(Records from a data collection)
((

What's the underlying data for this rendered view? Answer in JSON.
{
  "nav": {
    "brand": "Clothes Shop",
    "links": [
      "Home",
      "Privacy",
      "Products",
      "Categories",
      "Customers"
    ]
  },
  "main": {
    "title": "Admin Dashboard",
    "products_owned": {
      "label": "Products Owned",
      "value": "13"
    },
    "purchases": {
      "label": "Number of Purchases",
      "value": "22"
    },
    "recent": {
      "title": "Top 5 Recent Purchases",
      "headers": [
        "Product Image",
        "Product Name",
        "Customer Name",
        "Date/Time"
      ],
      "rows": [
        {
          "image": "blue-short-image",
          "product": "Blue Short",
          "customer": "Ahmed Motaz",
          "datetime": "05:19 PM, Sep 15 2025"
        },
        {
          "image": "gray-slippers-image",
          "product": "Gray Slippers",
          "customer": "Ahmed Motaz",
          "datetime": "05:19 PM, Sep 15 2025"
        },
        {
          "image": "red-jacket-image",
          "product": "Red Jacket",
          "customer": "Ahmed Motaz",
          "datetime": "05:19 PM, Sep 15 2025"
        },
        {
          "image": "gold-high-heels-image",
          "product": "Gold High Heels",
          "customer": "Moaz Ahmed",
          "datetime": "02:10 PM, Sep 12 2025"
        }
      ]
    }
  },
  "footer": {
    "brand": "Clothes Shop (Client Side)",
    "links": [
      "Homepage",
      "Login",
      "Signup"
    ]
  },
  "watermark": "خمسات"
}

))

§ REQUIRED TASK:
Where a line of the entries contains the word "brand", copy that line.

§ RESPONSE TO THIS TASK:
    "brand": "Clothes Shop",
    "brand": "Clothes Shop (Client Side)",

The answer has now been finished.